WRITTEN EXERCISE →
Wherever the string "this" occurs in a line of these records, report that line.

LISTED ENTRIES →
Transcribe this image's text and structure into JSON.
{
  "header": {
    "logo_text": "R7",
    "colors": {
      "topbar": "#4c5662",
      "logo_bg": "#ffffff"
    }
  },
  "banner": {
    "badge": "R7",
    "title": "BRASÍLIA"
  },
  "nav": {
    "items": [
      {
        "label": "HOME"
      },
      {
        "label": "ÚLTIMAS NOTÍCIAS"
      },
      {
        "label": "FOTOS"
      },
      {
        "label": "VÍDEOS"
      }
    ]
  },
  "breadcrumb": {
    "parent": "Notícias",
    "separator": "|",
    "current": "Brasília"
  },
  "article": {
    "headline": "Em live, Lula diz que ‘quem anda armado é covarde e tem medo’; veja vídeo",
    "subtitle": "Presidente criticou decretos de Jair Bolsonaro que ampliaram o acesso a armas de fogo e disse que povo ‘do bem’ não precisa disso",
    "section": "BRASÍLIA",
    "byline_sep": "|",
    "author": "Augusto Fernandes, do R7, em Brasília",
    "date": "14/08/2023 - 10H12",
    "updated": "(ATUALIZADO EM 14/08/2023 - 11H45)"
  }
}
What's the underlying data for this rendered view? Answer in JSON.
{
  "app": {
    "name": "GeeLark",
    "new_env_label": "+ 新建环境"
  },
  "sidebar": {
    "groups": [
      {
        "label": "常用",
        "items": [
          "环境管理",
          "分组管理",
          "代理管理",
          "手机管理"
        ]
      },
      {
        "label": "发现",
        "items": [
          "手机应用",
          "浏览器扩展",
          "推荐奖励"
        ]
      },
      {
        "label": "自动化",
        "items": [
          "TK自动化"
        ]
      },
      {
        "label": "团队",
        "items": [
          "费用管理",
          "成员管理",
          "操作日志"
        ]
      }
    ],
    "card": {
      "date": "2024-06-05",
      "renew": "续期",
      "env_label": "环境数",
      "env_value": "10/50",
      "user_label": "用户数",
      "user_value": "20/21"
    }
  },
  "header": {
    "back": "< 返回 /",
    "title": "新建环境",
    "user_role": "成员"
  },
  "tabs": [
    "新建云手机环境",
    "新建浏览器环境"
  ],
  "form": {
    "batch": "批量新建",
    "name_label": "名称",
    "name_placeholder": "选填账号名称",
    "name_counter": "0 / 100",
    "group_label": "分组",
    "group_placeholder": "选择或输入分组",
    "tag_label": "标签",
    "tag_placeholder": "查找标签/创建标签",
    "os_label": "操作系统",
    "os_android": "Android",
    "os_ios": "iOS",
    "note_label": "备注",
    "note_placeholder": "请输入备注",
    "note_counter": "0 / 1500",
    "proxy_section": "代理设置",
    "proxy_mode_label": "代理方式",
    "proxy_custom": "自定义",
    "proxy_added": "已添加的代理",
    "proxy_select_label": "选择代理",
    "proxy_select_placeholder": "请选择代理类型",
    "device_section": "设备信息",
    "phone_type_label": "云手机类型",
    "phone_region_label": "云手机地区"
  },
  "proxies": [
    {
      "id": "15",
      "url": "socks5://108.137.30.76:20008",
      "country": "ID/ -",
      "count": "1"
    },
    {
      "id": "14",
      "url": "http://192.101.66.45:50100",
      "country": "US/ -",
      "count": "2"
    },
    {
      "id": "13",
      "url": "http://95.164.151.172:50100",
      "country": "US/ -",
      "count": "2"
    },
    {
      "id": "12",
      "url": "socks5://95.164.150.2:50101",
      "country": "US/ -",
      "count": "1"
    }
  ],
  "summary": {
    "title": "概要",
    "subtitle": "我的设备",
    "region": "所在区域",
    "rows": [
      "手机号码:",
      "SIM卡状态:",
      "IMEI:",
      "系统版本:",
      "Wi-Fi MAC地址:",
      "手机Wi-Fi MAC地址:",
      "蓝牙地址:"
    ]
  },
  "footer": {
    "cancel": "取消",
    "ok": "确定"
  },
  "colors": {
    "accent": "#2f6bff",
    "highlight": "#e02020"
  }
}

SOLUTION TO THE EXERCISE →
Transcribe this image's text and structure into JSON.
What's the underlying data for this rendered view? Answer in JSON.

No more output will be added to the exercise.